From the entries below, copy every line that holds the word "kernel".
## Begin DATA FOR THIS TASK
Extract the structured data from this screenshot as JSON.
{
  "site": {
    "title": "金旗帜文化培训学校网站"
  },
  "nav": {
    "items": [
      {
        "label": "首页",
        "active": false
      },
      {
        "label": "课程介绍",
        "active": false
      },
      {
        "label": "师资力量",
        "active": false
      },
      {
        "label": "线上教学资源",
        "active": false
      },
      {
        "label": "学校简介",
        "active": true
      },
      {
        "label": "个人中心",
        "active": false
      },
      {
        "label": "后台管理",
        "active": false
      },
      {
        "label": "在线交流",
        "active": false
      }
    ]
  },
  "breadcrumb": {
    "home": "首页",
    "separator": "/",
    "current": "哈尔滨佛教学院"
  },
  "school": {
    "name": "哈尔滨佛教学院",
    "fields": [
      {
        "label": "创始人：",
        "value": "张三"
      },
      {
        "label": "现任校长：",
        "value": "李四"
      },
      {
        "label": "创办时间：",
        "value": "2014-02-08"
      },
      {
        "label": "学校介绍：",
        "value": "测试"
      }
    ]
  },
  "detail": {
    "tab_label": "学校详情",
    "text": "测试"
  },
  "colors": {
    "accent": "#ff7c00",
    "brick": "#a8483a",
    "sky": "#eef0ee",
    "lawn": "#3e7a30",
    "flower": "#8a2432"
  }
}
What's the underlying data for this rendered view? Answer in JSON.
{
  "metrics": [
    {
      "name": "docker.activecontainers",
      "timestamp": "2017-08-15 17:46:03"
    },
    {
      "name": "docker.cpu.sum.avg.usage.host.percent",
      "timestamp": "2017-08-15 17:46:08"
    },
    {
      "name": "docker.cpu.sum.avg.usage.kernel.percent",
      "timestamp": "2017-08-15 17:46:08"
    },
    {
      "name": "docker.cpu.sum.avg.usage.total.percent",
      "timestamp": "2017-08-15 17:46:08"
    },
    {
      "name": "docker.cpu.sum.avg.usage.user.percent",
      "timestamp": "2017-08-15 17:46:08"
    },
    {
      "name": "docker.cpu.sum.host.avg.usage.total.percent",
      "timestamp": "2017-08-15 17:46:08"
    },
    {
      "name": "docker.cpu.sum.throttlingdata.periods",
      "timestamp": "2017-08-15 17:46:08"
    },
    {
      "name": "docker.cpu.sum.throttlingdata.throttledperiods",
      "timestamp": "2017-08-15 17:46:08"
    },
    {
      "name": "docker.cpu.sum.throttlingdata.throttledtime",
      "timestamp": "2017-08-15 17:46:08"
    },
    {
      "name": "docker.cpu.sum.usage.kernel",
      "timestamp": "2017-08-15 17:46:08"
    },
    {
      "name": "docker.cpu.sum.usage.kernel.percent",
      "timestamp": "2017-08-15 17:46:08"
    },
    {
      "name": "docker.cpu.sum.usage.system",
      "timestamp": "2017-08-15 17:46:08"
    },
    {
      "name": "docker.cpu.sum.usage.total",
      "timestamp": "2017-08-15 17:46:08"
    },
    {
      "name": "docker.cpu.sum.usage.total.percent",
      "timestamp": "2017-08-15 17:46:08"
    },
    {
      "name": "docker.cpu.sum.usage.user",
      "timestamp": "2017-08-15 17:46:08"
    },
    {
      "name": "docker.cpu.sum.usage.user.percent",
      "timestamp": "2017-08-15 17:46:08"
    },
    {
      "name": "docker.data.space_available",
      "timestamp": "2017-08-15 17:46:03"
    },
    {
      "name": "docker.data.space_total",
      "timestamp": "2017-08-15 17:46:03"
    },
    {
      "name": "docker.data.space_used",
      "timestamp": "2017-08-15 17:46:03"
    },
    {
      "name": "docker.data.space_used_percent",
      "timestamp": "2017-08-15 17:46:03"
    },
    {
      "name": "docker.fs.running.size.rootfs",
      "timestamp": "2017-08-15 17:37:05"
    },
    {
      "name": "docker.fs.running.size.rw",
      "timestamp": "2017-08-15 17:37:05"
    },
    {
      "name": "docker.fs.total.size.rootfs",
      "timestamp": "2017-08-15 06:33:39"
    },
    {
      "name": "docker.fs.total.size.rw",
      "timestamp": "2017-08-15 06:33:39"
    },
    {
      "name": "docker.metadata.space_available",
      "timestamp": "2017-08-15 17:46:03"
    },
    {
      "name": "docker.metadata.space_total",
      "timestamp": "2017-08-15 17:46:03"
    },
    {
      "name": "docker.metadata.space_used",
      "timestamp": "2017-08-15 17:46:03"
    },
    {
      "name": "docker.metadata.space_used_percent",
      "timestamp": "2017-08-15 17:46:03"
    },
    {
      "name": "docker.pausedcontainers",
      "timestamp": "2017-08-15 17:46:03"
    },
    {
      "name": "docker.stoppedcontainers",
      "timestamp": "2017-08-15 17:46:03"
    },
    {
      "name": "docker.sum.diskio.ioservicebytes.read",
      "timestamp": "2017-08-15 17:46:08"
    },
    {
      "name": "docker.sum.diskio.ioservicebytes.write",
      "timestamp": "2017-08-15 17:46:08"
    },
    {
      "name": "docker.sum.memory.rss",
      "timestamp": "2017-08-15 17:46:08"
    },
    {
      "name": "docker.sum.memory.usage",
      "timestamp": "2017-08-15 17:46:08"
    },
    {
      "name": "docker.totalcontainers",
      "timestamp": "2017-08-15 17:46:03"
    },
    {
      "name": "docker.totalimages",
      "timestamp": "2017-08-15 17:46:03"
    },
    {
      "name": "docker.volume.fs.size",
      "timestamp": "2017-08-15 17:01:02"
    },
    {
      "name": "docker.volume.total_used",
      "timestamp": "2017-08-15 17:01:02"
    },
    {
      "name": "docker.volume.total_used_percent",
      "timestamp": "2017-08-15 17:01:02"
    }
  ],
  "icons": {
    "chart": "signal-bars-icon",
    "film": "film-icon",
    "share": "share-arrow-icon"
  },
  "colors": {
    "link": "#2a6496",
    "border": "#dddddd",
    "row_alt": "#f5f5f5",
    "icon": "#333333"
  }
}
## End DATA FOR THIS TASK
**SOLUTION TO THIS TASK:**
      "name": "docker.cpu.sum.avg.usage.kernel.percent",
      "name": "docker.cpu.sum.usage.kernel",
      "name": "docker.cpu.sum.usage.kernel.percent",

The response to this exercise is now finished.